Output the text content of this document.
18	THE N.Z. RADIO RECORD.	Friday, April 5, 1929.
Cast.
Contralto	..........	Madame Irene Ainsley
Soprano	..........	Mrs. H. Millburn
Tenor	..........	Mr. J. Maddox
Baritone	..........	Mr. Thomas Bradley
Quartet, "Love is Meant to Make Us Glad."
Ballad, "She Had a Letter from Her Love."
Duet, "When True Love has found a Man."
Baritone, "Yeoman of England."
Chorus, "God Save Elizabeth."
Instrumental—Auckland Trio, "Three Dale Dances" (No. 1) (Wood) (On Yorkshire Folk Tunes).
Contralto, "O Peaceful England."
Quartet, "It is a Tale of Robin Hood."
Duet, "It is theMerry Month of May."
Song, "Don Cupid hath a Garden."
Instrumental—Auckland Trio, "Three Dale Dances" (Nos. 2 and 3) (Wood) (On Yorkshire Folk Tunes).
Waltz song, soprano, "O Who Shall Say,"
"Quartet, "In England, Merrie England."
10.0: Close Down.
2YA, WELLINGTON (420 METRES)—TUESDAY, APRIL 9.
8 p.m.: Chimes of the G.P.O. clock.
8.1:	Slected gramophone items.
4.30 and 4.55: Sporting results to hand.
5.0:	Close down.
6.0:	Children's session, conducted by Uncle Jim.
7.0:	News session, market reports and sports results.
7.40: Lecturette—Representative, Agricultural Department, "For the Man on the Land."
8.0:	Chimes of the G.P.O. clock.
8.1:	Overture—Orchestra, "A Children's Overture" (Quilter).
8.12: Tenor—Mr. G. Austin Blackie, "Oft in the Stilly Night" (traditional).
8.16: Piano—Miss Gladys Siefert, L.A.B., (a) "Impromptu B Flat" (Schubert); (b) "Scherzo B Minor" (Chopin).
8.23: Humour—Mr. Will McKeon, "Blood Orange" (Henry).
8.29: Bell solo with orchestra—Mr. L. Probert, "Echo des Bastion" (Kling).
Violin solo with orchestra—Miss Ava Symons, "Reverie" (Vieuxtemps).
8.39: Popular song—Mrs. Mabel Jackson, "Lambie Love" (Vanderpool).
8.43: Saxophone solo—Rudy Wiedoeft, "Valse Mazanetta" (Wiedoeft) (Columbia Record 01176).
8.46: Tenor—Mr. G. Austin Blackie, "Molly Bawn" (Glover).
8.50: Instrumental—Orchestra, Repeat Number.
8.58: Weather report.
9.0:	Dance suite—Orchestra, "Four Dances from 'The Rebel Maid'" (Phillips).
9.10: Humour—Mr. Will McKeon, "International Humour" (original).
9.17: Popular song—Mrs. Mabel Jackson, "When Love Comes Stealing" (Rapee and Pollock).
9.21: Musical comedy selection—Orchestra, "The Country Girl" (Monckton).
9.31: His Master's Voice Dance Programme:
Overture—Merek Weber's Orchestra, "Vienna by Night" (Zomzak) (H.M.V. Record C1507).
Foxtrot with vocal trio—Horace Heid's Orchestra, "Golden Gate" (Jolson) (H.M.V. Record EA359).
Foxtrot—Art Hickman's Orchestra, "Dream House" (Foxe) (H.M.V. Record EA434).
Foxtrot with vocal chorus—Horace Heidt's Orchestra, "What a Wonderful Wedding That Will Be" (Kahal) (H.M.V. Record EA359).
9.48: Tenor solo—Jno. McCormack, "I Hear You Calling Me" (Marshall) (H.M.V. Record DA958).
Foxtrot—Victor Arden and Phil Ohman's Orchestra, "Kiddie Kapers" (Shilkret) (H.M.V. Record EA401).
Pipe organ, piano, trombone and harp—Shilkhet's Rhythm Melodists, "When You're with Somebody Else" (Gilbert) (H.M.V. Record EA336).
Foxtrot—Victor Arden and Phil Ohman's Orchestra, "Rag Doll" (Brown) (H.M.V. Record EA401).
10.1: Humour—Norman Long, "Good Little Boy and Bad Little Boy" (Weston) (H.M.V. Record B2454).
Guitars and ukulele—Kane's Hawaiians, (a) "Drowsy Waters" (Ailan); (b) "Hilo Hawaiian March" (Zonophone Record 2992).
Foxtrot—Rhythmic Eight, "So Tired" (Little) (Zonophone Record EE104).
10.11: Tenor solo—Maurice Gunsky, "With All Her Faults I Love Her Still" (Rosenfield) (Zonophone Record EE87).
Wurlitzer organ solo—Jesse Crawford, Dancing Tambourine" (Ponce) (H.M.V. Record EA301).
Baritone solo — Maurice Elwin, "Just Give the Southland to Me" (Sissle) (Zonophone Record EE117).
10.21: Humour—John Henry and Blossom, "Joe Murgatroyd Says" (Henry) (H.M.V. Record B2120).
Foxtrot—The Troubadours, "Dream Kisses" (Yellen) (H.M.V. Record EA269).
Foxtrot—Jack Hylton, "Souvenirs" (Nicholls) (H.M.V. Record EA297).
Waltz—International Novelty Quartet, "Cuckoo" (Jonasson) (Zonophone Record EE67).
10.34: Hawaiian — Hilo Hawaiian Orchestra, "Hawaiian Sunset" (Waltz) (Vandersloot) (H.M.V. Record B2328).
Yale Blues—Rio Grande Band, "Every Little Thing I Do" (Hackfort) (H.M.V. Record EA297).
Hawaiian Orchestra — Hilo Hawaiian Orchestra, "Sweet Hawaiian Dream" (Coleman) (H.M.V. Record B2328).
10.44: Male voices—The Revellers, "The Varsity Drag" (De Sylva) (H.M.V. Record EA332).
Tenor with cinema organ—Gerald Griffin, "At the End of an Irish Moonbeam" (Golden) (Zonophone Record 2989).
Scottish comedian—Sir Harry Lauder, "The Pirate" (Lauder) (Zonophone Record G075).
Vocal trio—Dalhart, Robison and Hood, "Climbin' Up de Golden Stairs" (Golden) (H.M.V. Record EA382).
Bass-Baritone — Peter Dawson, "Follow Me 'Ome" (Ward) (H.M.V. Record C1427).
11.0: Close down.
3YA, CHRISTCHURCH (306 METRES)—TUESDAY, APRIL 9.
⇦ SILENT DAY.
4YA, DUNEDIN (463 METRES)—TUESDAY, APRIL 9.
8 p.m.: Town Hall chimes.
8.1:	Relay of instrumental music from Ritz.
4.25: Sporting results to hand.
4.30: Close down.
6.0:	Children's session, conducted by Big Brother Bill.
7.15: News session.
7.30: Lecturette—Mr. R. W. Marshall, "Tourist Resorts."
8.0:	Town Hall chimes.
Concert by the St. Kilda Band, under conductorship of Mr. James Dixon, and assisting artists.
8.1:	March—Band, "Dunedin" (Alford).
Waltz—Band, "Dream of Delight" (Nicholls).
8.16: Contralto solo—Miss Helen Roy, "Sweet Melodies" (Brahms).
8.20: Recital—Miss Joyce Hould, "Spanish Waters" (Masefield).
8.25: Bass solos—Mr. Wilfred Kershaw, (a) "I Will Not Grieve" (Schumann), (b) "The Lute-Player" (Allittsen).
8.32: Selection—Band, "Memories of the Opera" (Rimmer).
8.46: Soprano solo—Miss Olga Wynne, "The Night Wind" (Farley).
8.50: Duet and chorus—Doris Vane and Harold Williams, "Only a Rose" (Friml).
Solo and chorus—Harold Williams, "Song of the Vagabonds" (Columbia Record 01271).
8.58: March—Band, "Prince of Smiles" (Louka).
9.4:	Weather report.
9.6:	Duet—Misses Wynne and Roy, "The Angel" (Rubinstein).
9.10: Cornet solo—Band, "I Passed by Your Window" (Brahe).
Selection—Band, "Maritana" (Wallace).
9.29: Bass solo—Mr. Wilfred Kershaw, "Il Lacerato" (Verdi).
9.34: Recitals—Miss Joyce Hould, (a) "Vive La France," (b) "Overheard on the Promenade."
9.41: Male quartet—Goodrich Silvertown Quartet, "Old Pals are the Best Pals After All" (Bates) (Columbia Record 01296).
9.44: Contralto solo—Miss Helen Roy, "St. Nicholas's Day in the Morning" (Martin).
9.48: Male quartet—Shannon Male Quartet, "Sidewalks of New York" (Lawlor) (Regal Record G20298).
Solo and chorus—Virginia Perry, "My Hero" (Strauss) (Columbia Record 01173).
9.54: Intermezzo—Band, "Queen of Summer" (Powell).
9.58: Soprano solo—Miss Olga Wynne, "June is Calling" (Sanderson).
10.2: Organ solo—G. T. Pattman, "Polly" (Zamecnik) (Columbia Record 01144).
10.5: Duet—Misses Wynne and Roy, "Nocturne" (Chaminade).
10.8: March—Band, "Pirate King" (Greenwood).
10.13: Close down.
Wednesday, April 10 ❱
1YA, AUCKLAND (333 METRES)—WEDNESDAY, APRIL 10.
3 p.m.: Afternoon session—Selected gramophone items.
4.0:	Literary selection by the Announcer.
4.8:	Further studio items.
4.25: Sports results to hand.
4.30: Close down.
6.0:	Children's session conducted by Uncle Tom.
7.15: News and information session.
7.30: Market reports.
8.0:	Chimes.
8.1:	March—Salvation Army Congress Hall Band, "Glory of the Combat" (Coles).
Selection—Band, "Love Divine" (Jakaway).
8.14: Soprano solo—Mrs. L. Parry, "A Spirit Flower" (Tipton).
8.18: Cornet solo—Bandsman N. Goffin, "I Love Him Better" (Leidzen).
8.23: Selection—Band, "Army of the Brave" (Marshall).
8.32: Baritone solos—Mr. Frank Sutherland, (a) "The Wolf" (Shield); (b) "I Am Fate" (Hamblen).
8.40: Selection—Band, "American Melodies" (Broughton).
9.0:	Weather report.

++++++++

STATED TASK. Track down every line of the material containing the string "Dale", and copy it.

CORRECT RESULT.
Instrumental—Auckland Trio, "Three Dale Dances" (No. 1) (Wood) (On Yorkshire Folk Tunes).
Instrumental—Auckland Trio, "Three Dale Dances" (Nos. 2 and 3) (Wood) (On Yorkshire Folk Tunes).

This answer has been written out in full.